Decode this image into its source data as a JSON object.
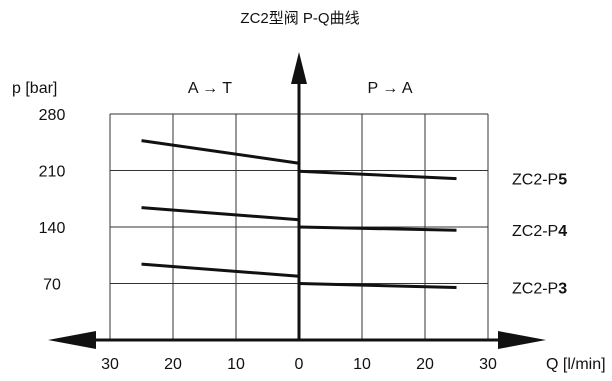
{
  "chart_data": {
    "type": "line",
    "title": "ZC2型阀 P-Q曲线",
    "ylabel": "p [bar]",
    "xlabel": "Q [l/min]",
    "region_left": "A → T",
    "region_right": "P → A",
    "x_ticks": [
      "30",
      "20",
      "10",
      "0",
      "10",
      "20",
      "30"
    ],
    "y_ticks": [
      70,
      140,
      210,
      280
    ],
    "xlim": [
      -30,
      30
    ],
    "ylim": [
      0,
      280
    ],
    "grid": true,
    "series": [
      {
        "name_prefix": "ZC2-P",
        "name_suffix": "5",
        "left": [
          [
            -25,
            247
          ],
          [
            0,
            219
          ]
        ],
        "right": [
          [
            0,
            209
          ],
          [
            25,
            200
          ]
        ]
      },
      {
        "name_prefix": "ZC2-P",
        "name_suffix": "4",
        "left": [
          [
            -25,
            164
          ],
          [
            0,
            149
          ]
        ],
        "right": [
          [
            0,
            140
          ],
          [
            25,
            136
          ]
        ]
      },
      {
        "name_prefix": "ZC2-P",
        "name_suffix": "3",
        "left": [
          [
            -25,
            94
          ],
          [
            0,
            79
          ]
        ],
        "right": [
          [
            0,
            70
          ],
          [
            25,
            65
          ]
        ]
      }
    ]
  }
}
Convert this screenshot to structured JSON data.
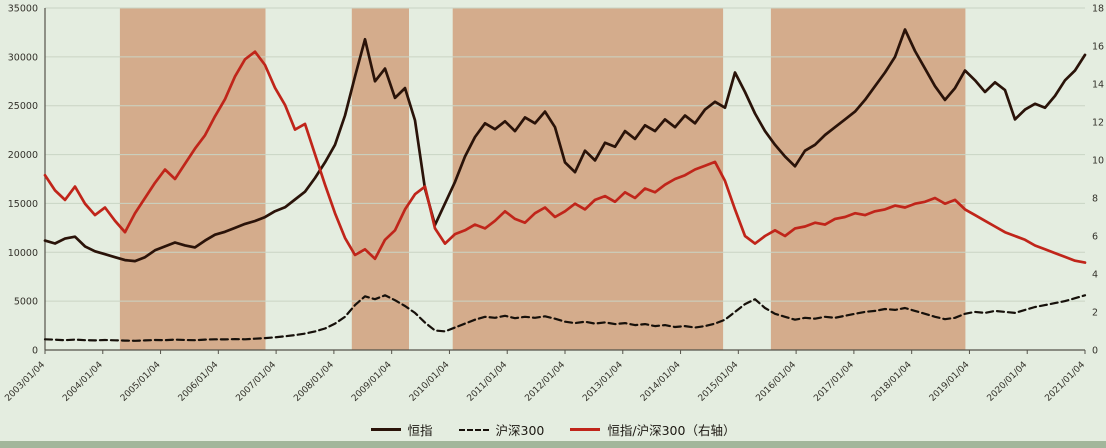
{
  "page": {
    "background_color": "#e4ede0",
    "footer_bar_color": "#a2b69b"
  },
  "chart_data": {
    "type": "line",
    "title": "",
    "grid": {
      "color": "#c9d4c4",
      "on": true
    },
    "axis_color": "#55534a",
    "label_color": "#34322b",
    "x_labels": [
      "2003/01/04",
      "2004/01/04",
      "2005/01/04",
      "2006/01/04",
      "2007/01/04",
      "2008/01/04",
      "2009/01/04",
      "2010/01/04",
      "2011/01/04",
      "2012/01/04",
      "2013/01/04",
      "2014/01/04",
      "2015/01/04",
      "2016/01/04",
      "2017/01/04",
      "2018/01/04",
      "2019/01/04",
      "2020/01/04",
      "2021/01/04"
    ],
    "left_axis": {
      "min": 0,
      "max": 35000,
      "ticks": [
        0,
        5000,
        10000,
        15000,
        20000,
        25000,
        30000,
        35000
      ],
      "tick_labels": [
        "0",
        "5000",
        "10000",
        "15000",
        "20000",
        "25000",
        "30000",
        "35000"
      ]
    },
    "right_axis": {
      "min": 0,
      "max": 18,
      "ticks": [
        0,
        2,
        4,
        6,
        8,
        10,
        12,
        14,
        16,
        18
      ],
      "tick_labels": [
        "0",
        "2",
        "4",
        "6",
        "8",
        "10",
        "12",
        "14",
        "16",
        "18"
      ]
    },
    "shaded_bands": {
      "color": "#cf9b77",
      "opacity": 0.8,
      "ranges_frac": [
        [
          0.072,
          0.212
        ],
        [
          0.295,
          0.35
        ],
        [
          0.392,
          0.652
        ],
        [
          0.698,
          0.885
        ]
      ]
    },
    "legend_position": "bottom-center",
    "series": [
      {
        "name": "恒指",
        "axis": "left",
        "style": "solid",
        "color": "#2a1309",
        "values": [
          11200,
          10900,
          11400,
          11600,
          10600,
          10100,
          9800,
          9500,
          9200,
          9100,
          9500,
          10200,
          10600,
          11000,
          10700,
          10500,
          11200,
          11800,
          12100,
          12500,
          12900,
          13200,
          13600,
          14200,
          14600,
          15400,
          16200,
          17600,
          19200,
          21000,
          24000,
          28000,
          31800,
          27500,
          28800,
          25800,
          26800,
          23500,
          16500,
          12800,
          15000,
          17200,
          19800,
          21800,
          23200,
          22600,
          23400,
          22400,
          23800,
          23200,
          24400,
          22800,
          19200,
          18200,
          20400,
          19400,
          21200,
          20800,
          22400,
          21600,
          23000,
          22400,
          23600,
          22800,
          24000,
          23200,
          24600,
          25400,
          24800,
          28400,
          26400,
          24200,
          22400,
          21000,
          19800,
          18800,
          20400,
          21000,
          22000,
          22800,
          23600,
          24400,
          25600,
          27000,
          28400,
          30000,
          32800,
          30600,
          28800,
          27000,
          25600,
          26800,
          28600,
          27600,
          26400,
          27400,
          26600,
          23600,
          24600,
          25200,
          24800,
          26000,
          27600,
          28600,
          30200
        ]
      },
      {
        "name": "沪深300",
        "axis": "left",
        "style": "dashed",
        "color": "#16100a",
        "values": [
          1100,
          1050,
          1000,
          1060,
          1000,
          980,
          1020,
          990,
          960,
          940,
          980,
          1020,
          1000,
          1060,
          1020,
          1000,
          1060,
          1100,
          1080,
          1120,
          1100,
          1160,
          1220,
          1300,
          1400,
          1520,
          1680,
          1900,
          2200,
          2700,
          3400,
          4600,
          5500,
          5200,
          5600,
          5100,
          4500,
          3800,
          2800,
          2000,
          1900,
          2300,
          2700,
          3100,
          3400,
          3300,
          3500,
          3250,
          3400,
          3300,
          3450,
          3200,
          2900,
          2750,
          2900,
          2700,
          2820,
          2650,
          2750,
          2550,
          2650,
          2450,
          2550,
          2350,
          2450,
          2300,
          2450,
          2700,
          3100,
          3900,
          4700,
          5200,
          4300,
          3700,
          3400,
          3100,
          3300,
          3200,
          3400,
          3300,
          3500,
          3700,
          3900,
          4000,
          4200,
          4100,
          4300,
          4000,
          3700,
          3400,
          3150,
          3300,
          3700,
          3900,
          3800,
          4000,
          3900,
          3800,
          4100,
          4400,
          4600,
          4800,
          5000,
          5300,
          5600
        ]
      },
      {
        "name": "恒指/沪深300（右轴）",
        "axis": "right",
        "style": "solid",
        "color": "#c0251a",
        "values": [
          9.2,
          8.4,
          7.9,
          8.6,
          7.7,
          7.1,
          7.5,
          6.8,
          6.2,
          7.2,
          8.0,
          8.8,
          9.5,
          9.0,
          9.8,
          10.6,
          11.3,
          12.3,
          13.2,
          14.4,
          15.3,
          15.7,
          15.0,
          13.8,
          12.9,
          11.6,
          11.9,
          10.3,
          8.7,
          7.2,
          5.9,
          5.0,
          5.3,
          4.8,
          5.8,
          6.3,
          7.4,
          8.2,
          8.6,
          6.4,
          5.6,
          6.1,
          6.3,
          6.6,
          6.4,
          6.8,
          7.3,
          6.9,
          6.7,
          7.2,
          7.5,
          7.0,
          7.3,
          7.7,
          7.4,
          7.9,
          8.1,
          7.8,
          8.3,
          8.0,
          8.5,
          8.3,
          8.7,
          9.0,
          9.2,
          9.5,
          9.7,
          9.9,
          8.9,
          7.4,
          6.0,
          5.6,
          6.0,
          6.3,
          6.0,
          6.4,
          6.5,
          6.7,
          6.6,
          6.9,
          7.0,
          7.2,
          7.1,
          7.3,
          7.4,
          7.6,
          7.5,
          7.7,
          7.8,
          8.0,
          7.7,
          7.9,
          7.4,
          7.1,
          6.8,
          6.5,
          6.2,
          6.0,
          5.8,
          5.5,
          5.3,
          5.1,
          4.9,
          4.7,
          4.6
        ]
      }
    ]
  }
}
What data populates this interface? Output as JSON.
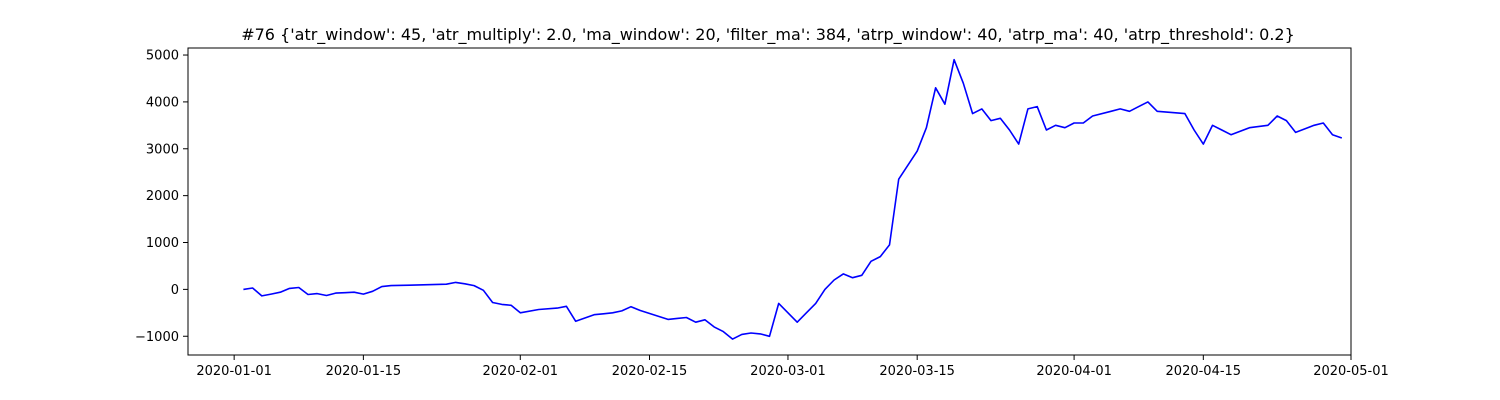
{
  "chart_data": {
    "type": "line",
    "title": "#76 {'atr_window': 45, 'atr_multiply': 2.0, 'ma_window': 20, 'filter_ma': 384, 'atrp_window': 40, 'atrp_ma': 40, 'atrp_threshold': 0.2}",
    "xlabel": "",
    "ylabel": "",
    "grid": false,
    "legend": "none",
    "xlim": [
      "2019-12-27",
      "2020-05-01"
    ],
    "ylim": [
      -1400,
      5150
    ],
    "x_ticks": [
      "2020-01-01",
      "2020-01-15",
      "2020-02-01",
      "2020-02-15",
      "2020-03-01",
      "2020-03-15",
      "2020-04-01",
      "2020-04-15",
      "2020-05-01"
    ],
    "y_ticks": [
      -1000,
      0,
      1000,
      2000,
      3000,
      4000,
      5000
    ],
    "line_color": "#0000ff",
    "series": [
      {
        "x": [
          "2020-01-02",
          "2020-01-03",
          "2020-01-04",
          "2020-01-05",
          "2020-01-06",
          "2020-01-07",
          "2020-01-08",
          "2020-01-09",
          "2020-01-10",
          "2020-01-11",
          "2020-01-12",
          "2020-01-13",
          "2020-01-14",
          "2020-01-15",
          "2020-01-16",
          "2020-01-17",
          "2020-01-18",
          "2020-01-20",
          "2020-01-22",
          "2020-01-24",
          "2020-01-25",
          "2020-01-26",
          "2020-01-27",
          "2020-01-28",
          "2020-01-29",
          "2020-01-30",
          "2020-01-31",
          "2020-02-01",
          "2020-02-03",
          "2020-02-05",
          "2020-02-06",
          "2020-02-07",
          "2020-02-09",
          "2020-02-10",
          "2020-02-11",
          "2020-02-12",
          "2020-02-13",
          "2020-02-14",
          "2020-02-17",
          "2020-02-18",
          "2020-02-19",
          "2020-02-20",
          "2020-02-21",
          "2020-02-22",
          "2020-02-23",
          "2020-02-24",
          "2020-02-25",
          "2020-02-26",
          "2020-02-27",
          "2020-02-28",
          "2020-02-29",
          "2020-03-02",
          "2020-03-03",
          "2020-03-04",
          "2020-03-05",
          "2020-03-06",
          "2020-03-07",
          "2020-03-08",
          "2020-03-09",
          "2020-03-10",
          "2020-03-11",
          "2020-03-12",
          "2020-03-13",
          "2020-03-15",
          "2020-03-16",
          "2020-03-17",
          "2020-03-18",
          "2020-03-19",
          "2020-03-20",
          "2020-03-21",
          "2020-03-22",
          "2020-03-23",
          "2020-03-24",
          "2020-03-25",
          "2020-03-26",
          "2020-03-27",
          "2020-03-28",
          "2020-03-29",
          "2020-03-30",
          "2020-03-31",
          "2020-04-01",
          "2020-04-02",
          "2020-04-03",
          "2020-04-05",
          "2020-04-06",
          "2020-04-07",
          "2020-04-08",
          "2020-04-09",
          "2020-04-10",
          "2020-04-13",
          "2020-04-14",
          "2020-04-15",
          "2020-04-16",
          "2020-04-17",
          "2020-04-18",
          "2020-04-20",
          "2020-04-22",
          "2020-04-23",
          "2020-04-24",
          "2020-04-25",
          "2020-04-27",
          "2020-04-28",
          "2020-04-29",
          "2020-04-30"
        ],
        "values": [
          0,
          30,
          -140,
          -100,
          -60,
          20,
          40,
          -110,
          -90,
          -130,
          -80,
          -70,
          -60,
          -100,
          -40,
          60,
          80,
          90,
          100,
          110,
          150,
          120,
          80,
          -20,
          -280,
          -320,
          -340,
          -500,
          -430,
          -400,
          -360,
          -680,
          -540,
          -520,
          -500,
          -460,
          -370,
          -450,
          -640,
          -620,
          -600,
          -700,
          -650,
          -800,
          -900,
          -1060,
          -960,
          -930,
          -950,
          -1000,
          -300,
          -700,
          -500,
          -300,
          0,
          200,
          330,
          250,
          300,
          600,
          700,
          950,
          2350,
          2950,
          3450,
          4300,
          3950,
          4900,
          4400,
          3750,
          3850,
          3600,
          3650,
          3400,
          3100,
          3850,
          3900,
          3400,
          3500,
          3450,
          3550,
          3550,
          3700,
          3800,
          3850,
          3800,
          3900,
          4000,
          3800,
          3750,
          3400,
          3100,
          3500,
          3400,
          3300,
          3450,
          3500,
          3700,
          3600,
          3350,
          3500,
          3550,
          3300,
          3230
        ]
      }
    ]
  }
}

* * * * *

▸ **Objective**:
Which lines include the word "this"? List them all.

▸ **Result of the task**:
Decode this image into its source data as a JSON object.
Convert this screenshot to structured JSON data.
What data populates this interface? Output as JSON.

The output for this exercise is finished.